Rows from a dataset
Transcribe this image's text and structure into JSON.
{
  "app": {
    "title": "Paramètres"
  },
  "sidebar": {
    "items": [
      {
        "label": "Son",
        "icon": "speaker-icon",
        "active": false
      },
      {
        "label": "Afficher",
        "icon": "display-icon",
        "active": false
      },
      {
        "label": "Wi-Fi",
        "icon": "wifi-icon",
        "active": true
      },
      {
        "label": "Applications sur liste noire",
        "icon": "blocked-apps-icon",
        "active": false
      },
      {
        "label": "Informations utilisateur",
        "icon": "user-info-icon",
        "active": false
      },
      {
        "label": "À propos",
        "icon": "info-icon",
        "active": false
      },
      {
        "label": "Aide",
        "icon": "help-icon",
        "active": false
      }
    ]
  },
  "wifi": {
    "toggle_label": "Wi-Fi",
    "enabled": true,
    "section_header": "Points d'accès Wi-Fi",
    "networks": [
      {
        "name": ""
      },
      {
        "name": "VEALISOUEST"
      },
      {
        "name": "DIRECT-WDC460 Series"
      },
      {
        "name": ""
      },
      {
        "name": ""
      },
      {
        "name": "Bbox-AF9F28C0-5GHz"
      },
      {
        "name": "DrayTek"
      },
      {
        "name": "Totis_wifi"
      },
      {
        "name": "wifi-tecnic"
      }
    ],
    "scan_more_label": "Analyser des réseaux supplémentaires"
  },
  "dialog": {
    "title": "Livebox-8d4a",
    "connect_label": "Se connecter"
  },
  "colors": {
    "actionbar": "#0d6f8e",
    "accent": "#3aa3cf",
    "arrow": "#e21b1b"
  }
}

Exercise directions:
Identify the lines that hold the word "icon". Copy every one of them.

Answer to this exercise:
        "icon": "speaker-icon",
        "icon": "display-icon",
        "icon": "wifi-icon",
        "icon": "blocked-apps-icon",
        "icon": "user-info-icon",
        "icon": "info-icon",
        "icon": "help-icon",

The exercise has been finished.